**RECORDS TO USE:**
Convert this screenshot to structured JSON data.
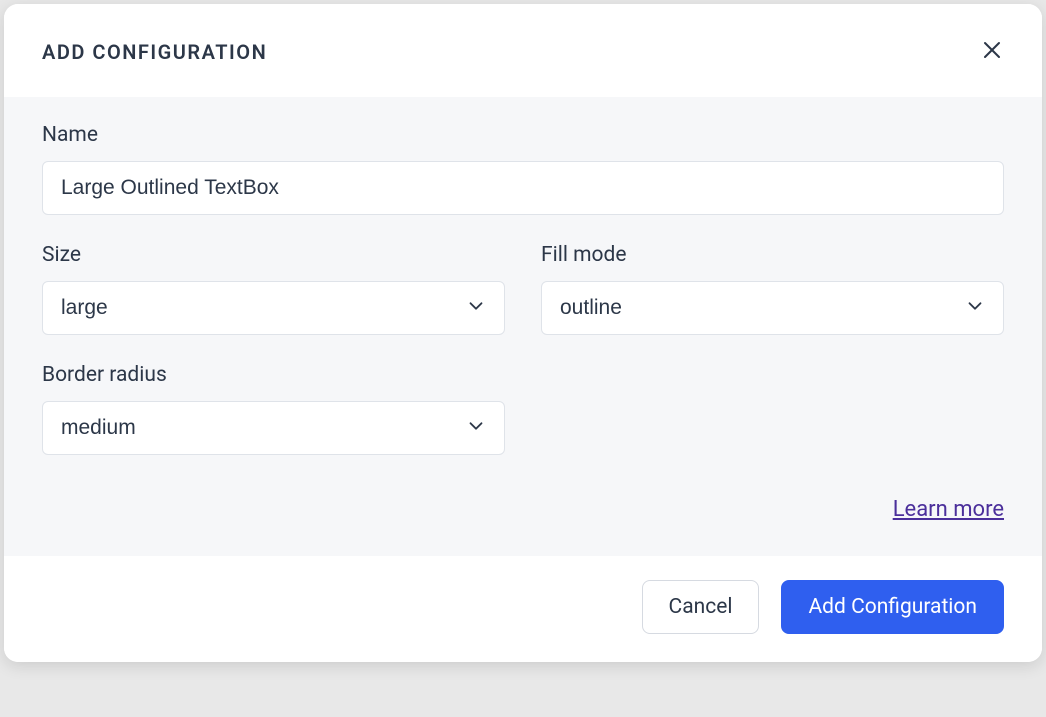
{
  "header": {
    "title": "ADD CONFIGURATION"
  },
  "fields": {
    "name": {
      "label": "Name",
      "value": "Large Outlined TextBox"
    },
    "size": {
      "label": "Size",
      "value": "large"
    },
    "fillMode": {
      "label": "Fill mode",
      "value": "outline"
    },
    "borderRadius": {
      "label": "Border radius",
      "value": "medium"
    }
  },
  "links": {
    "learnMore": "Learn more"
  },
  "footer": {
    "cancel": "Cancel",
    "submit": "Add Configuration"
  }
}
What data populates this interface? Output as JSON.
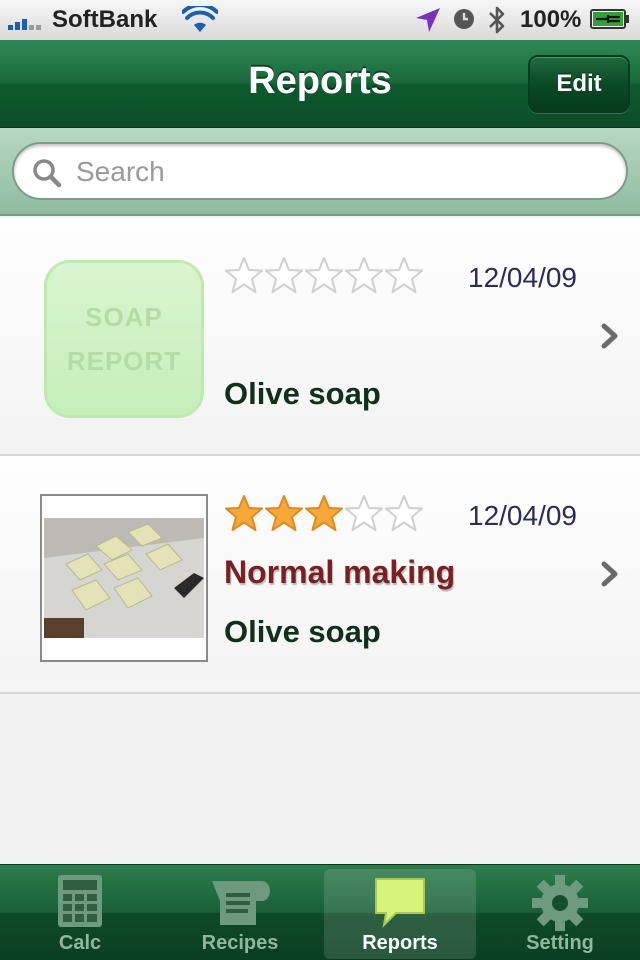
{
  "status_bar": {
    "carrier": "SoftBank",
    "battery_text": "100%",
    "icons": [
      "signal-bars-icon",
      "wifi-icon",
      "location-arrow-icon",
      "alarm-clock-icon",
      "bluetooth-icon",
      "battery-charging-icon"
    ]
  },
  "nav": {
    "title": "Reports",
    "edit_label": "Edit"
  },
  "search": {
    "placeholder": "Search",
    "value": ""
  },
  "reports": [
    {
      "thumbnail": "soap-report-placeholder",
      "thumb_text_line1": "SOAP",
      "thumb_text_line2": "REPORT",
      "rating": 0,
      "rating_max": 5,
      "date": "12/04/09",
      "subtitle": "",
      "name": "Olive soap"
    },
    {
      "thumbnail": "soap-photo",
      "rating": 3,
      "rating_max": 5,
      "date": "12/04/09",
      "subtitle": "Normal making",
      "name": "Olive soap"
    }
  ],
  "tabs": [
    {
      "label": "Calc",
      "icon": "calculator-icon",
      "active": false
    },
    {
      "label": "Recipes",
      "icon": "recipe-scroll-icon",
      "active": false
    },
    {
      "label": "Reports",
      "icon": "speech-bubble-icon",
      "active": true
    },
    {
      "label": "Setting",
      "icon": "gear-icon",
      "active": false
    }
  ],
  "colors": {
    "nav_green": "#1a6a3c",
    "subtitle_red": "#7b1f23",
    "star_gold": "#f7a83a",
    "date_navy": "#2c2c5a"
  }
}
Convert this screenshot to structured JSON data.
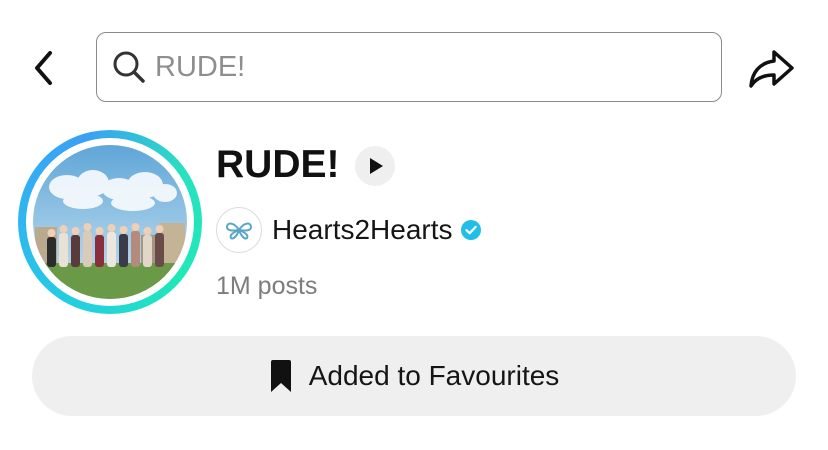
{
  "search": {
    "query": "RUDE!",
    "placeholder": "RUDE!"
  },
  "header": {
    "back_icon": "chevron-left-icon",
    "search_icon": "search-icon",
    "share_icon": "share-arrow-icon"
  },
  "sound": {
    "title": "RUDE!",
    "artist": "Hearts2Hearts",
    "artist_verified": true,
    "posts": "1M posts",
    "cover": "group-photo-cover"
  },
  "favourites": {
    "label": "Added to Favourites",
    "icon": "bookmark-filled-icon"
  },
  "colors": {
    "ring_start": "#22d0e0",
    "ring_end": "#28e1c0",
    "verified": "#20bfe8",
    "button_bg": "#efefef",
    "muted_text": "#7d7d7d"
  }
}
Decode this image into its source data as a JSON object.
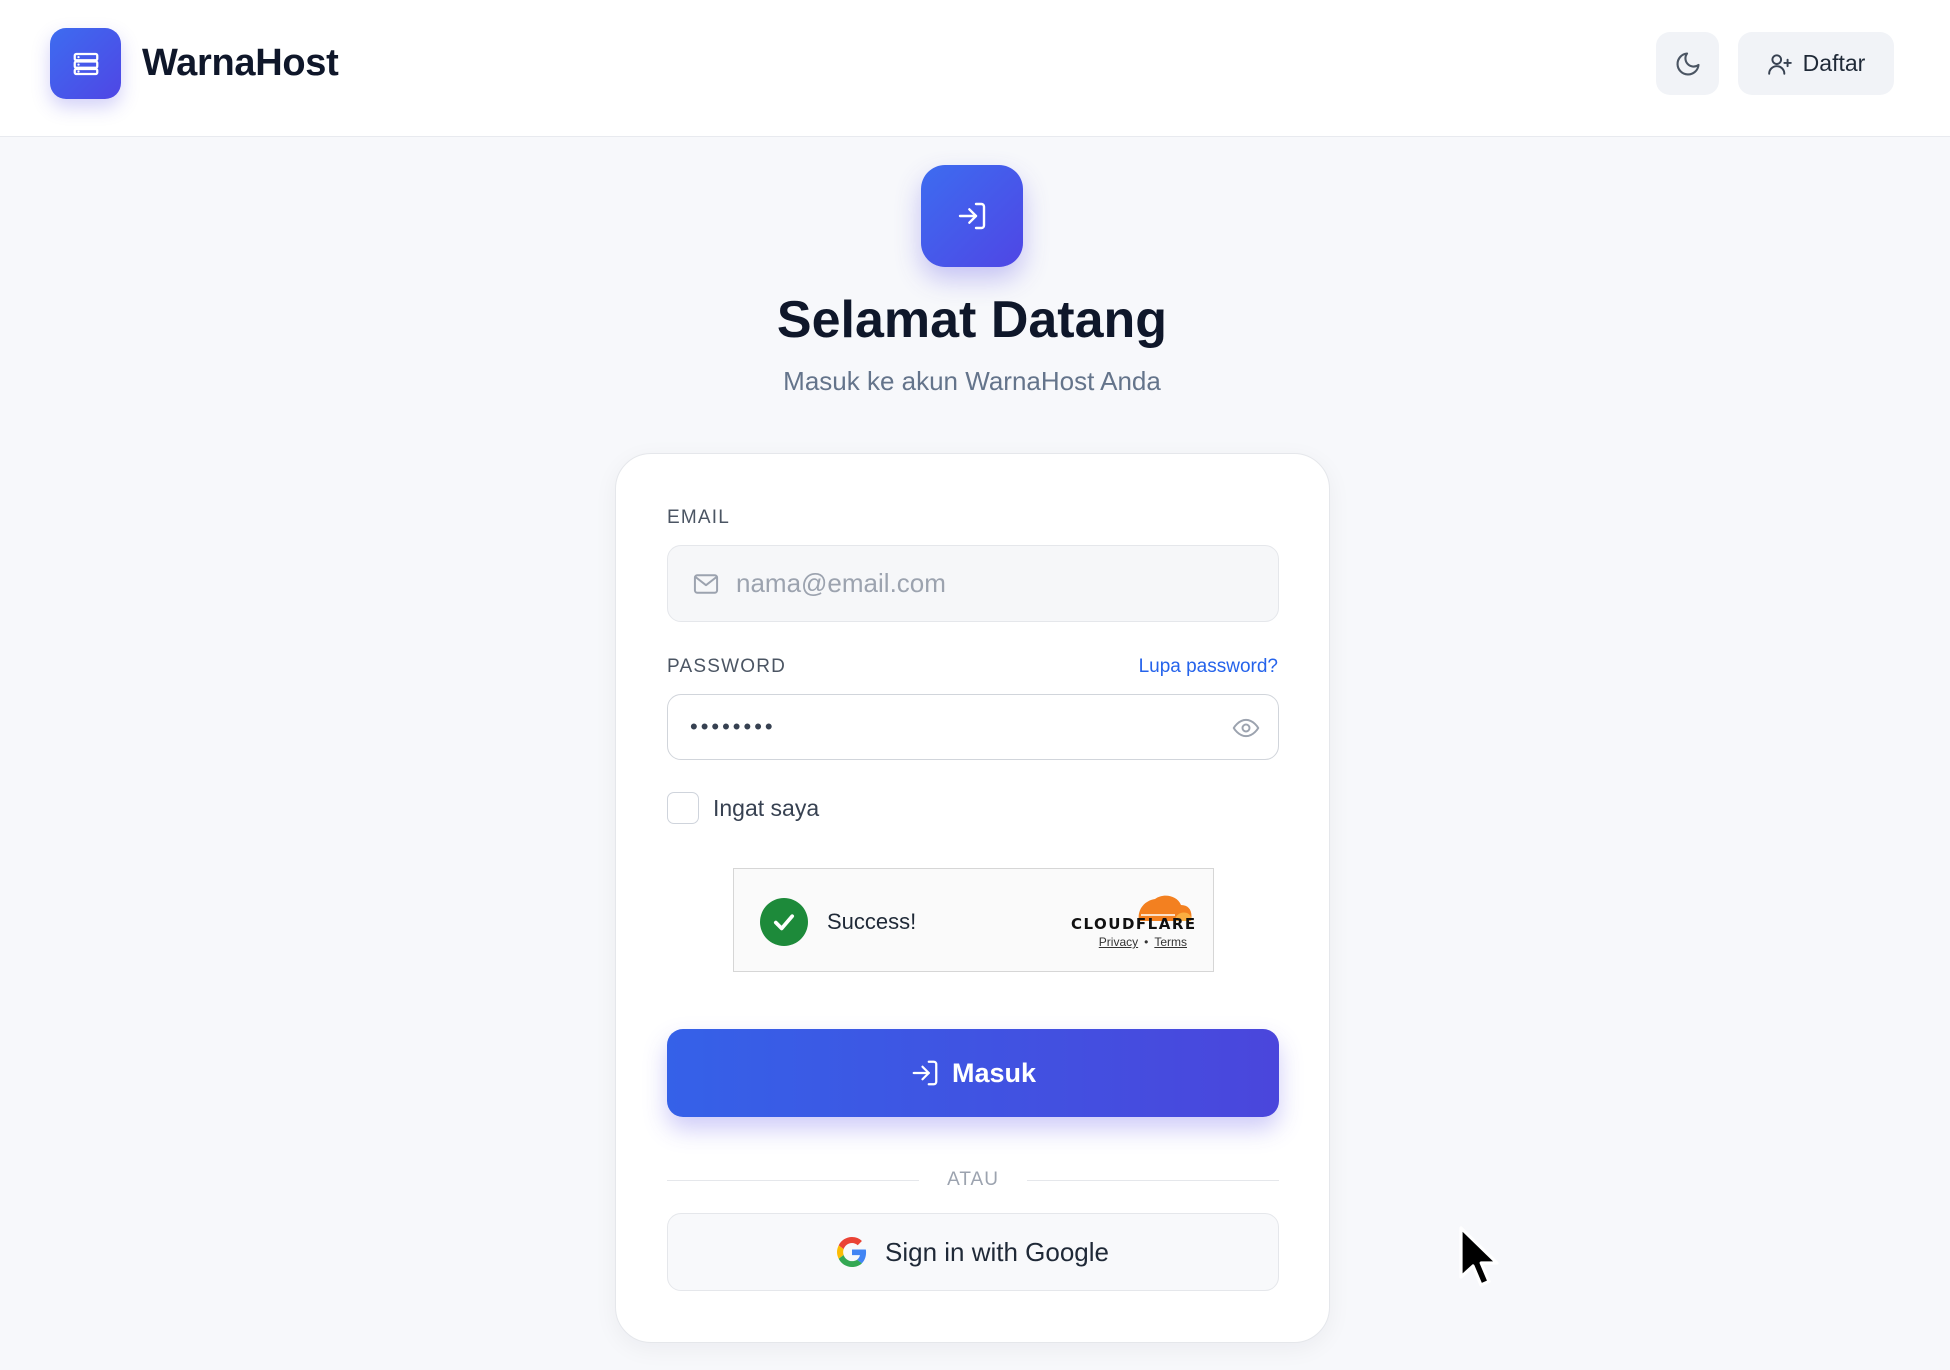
{
  "header": {
    "brand_name": "WarnaHost",
    "theme_toggle_icon": "moon-icon",
    "register_label": "Daftar"
  },
  "hero": {
    "icon": "login-icon",
    "title": "Selamat Datang",
    "subtitle": "Masuk ke akun WarnaHost Anda"
  },
  "form": {
    "email": {
      "label": "EMAIL",
      "placeholder": "nama@email.com",
      "value": ""
    },
    "password": {
      "label": "PASSWORD",
      "masked_value": "••••••••",
      "forgot_label": "Lupa password?"
    },
    "remember": {
      "label": "Ingat saya",
      "checked": false
    },
    "captcha": {
      "status": "Success!",
      "provider": "CLOUDFLARE",
      "privacy_label": "Privacy",
      "separator": "•",
      "terms_label": "Terms"
    },
    "submit_label": "Masuk",
    "divider_label": "ATAU",
    "google_label": "Sign in with Google"
  },
  "colors": {
    "accent": "#4f46e5",
    "accent_blue": "#3561e8",
    "link": "#2563eb",
    "success": "#1d8a3a",
    "cloudflare_orange": "#f38020"
  }
}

**TASK:**
Skip the pictures, then retype every line above exactly.

**FULL OUTPUT:**
Convert this screenshot to structured JSON data.
{
  "header": {
    "title": "ADD CONFIGURATION"
  },
  "fields": {
    "name": {
      "label": "Name",
      "value": "Large Outlined TextBox"
    },
    "size": {
      "label": "Size",
      "value": "large"
    },
    "fillMode": {
      "label": "Fill mode",
      "value": "outline"
    },
    "borderRadius": {
      "label": "Border radius",
      "value": "medium"
    }
  },
  "links": {
    "learnMore": "Learn more"
  },
  "footer": {
    "cancel": "Cancel",
    "submit": "Add Configuration"
  }
}
What data populates this interface? Output as JSON.
{
  "status_bar": {
    "carrier": "SoftBank",
    "battery_text": "100%",
    "icons": [
      "signal-bars-icon",
      "wifi-icon",
      "location-arrow-icon",
      "alarm-clock-icon",
      "bluetooth-icon",
      "battery-charging-icon"
    ]
  },
  "nav": {
    "title": "Reports",
    "edit_label": "Edit"
  },
  "search": {
    "placeholder": "Search",
    "value": ""
  },
  "reports": [
    {
      "thumbnail": "soap-report-placeholder",
      "thumb_text_line1": "SOAP",
      "thumb_text_line2": "REPORT",
      "rating": 0,
      "rating_max": 5,
      "date": "12/04/09",
      "subtitle": "",
      "name": "Olive soap"
    },
    {
      "thumbnail": "soap-photo",
      "rating": 3,
      "rating_max": 5,
      "date": "12/04/09",
      "subtitle": "Normal making",
      "name": "Olive soap"
    }
  ],
  "tabs": [
    {
      "label": "Calc",
      "icon": "calculator-icon",
      "active": false
    },
    {
      "label": "Recipes",
      "icon": "recipe-scroll-icon",
      "active": false
    },
    {
      "label": "Reports",
      "icon": "speech-bubble-icon",
      "active": true
    },
    {
      "label": "Setting",
      "icon": "gear-icon",
      "active": false
    }
  ],
  "colors": {
    "nav_green": "#1a6a3c",
    "subtitle_red": "#7b1f23",
    "star_gold": "#f7a83a",
    "date_navy": "#2c2c5a"
  }
}
Convert this screenshot to structured JSON data.
{
  "search": {
    "query": "RUDE!",
    "placeholder": "RUDE!"
  },
  "header": {
    "back_icon": "chevron-left-icon",
    "search_icon": "search-icon",
    "share_icon": "share-arrow-icon"
  },
  "sound": {
    "title": "RUDE!",
    "artist": "Hearts2Hearts",
    "artist_verified": true,
    "posts": "1M posts",
    "cover": "group-photo-cover"
  },
  "favourites": {
    "label": "Added to Favourites",
    "icon": "bookmark-filled-icon"
  },
  "colors": {
    "ring_start": "#22d0e0",
    "ring_end": "#28e1c0",
    "verified": "#20bfe8",
    "button_bg": "#efefef",
    "muted_text": "#7d7d7d"
  }
}
Decode this image into its source data as a JSON object.
{
  "header": {
    "brand_name": "WarnaHost",
    "theme_toggle_icon": "moon-icon",
    "register_label": "Daftar"
  },
  "hero": {
    "icon": "login-icon",
    "title": "Selamat Datang",
    "subtitle": "Masuk ke akun WarnaHost Anda"
  },
  "form": {
    "email": {
      "label": "EMAIL",
      "placeholder": "nama@email.com",
      "value": ""
    },
    "password": {
      "label": "PASSWORD",
      "masked_value": "••••••••",
      "forgot_label": "Lupa password?"
    },
    "remember": {
      "label": "Ingat saya",
      "checked": false
    },
    "captcha": {
      "status": "Success!",
      "provider": "CLOUDFLARE",
      "privacy_label": "Privacy",
      "separator": "•",
      "terms_label": "Terms"
    },
    "submit_label": "Masuk",
    "divider_label": "ATAU",
    "google_label": "Sign in with Google"
  },
  "colors": {
    "accent": "#4f46e5",
    "accent_blue": "#3561e8",
    "link": "#2563eb",
    "success": "#1d8a3a",
    "cloudflare_orange": "#f38020"
  }
}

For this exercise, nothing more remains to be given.